## Challenge
Reproduce the listing word for word. Skip any image.

## Available data
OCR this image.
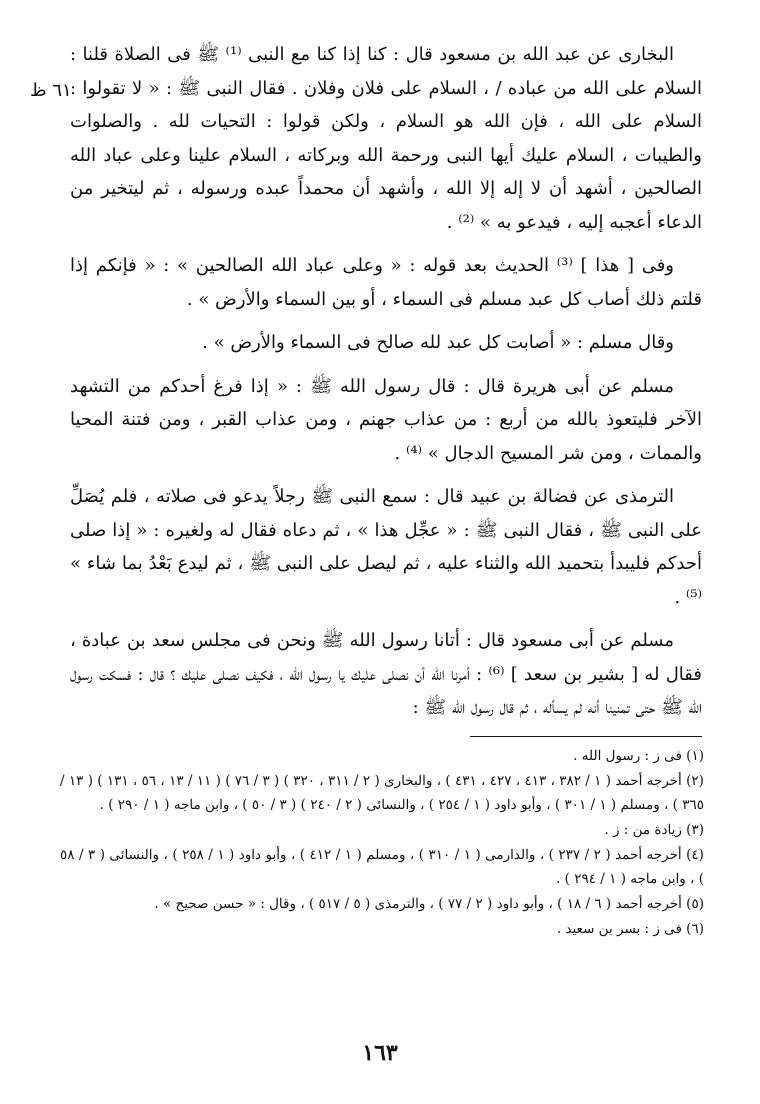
٦١ ظ

البخارى عن عبد الله بن مسعود قال : كنا إذا كنا مع النبى ⁽¹⁾ ﷺ فى الصلاة قلنا : السلام على الله من عباده / ، السلام على فلان وفلان . فقال النبى ﷺ : « لا تقولوا : السلام على الله ، فإن الله هو السلام ، ولكن قولوا : التحيات لله . والصلوات والطيبات ، السلام عليك أيها النبى ورحمة الله وبركاته ، السلام علينا وعلى عباد الله الصالحين ، أشهد أن لا إله إلا الله ، وأشهد أن محمداً عبده ورسوله ، ثم ليتخير من الدعاء أعجبه إليه ، فيدعو به » ⁽²⁾ .

وفى [ هذا ] ⁽³⁾ الحديث بعد قوله : « وعلى عباد الله الصالحين » : « فإنكم إذا قلتم ذلك أصاب كل عبد مسلم فى السماء ، أو بين السماء والأرض » .

وقال مسلم : « أصابت كل عبد لله صالح فى السماء والأرض » .

مسلم عن أبى هريرة قال : قال رسول الله ﷺ : « إذا فرغ أحدكم من التشهد الآخر فليتعوذ بالله من أربع : من عذاب جهنم ، ومن عذاب القبر ، ومن فتنة المحيا والممات ، ومن شر المسيح الدجال » ⁽⁴⁾ .

الترمذى عن فضالة بن عبيد قال : سمع النبى ﷺ رجلاً يدعو فى صلاته ، فلم يُصَلِّ على النبى ﷺ ، فقال النبى ﷺ : « عجِّل هذا » ، ثم دعاه فقال له ولغيره : « إذا صلى أحدكم فليبدأ بتحميد الله والثناء عليه ، ثم ليصل على النبى ﷺ ، ثم ليدع بَعْدُ بما شاء » ⁽⁵⁾ .

مسلم عن أبى مسعود قال : أتانا رسول الله ﷺ ونحن فى مجلس سعد بن عبادة ، فقال له [ بشير بن سعد ] ⁽⁶⁾ : أمرنا الله أن نصلى عليك يا رسول الله ، فكيف نصلى عليك ؟ قال : فسكت رسول الله ﷺ حتى تمنينا أنه لم يسأله ، ثم قال رسول الله ﷺ :

(١) فى ز : رسول الله .

(٢) أخرجه أحمد ( ١ / ٣٨٢ ، ٤١٣ ، ٤٢٧ ، ٤٣١ ) ، والبخارى ( ٢ / ٣١١ ، ٣٢٠ ) ( ٣ / ٧٦ ) ( ١١ / ١٣ ، ٥٦ ، ١٣١ ) ( ١٣ / ٣٦٥ ) ، ومسلم ( ١ / ٣٠١ ) ، وأبو داود ( ١ / ٢٥٤ ) ، والنسائى ( ٢ / ٢٤٠ ) ( ٣ / ٥٠ ) ، وابن ماجه ( ١ / ٢٩٠ ) .

(٣) زيادة من : ز .

(٤) أخرجه أحمد ( ٢ / ٢٣٧ ) ، والدارمى ( ١ / ٣١٠ ) ، ومسلم ( ١ / ٤١٢ ) ، وأبو داود ( ١ / ٢٥٨ ) ، والنسائى ( ٣ / ٥٨ ) ، وابن ماجه ( ١ / ٢٩٤ ) .

(٥) أخرجه أحمد ( ٦ / ١٨ ) ، وأبو داود ( ٢ / ٧٧ ) ، والترمذى ( ٥ / ٥١٧ ) ، وقال : « حسن صحيح » .

(٦) فى ز : بسر بن سعيد .

١٦٣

## Task solution
OCR this image.
٦١ ظ

البخارى عن عبد الله بن مسعود قال : كنا إذا كنا مع النبى ⁽¹⁾ ﷺ فى الصلاة قلنا : السلام على الله من عباده / ، السلام على فلان وفلان . فقال النبى ﷺ : « لا تقولوا : السلام على الله ، فإن الله هو السلام ، ولكن قولوا : التحيات لله . والصلوات والطيبات ، السلام عليك أيها النبى ورحمة الله وبركاته ، السلام علينا وعلى عباد الله الصالحين ، أشهد أن لا إله إلا الله ، وأشهد أن محمداً عبده ورسوله ، ثم ليتخير من الدعاء أعجبه إليه ، فيدعو به » ⁽²⁾ .

وفى [ هذا ] ⁽³⁾ الحديث بعد قوله : « وعلى عباد الله الصالحين » : « فإنكم إذا قلتم ذلك أصاب كل عبد مسلم فى السماء ، أو بين السماء والأرض » .

وقال مسلم : « أصابت كل عبد لله صالح فى السماء والأرض » .

مسلم عن أبى هريرة قال : قال رسول الله ﷺ : « إذا فرغ أحدكم من التشهد الآخر فليتعوذ بالله من أربع : من عذاب جهنم ، ومن عذاب القبر ، ومن فتنة المحيا والممات ، ومن شر المسيح الدجال » ⁽⁴⁾ .

الترمذى عن فضالة بن عبيد قال : سمع النبى ﷺ رجلاً يدعو فى صلاته ، فلم يُصَلِّ على النبى ﷺ ، فقال النبى ﷺ : « عجِّل هذا » ، ثم دعاه فقال له ولغيره : « إذا صلى أحدكم فليبدأ بتحميد الله والثناء عليه ، ثم ليصل على النبى ﷺ ، ثم ليدع بَعْدُ بما شاء » ⁽⁵⁾ .

مسلم عن أبى مسعود قال : أتانا رسول الله ﷺ ونحن فى مجلس سعد بن عبادة ، فقال له [ بشير بن سعد ] ⁽⁶⁾ : أمرنا الله أن نصلى عليك يا رسول الله ، فكيف نصلى عليك ؟ قال : فسكت رسول الله ﷺ حتى تمنينا أنه لم يسأله ، ثم قال رسول الله ﷺ :

(١) فى ز : رسول الله .

(٢) أخرجه أحمد ( ١ / ٣٨٢ ، ٤١٣ ، ٤٢٧ ، ٤٣١ ) ، والبخارى ( ٢ / ٣١١ ، ٣٢٠ ) ( ٣ / ٧٦ ) ( ١١ / ١٣ ، ٥٦ ، ١٣١ ) ( ١٣ / ٣٦٥ ) ، ومسلم ( ١ / ٣٠١ ) ، وأبو داود ( ١ / ٢٥٤ ) ، والنسائى ( ٢ / ٢٤٠ ) ( ٣ / ٥٠ ) ، وابن ماجه ( ١ / ٢٩٠ ) .

(٣) زيادة من : ز .

(٤) أخرجه أحمد ( ٢ / ٢٣٧ ) ، والدارمى ( ١ / ٣١٠ ) ، ومسلم ( ١ / ٤١٢ ) ، وأبو داود ( ١ / ٢٥٨ ) ، والنسائى ( ٣ / ٥٨ ) ، وابن ماجه ( ١ / ٢٩٤ ) .

(٥) أخرجه أحمد ( ٦ / ١٨ ) ، وأبو داود ( ٢ / ٧٧ ) ، والترمذى ( ٥ / ٥١٧ ) ، وقال : « حسن صحيح » .

(٦) فى ز : بسر بن سعيد .

١٦٣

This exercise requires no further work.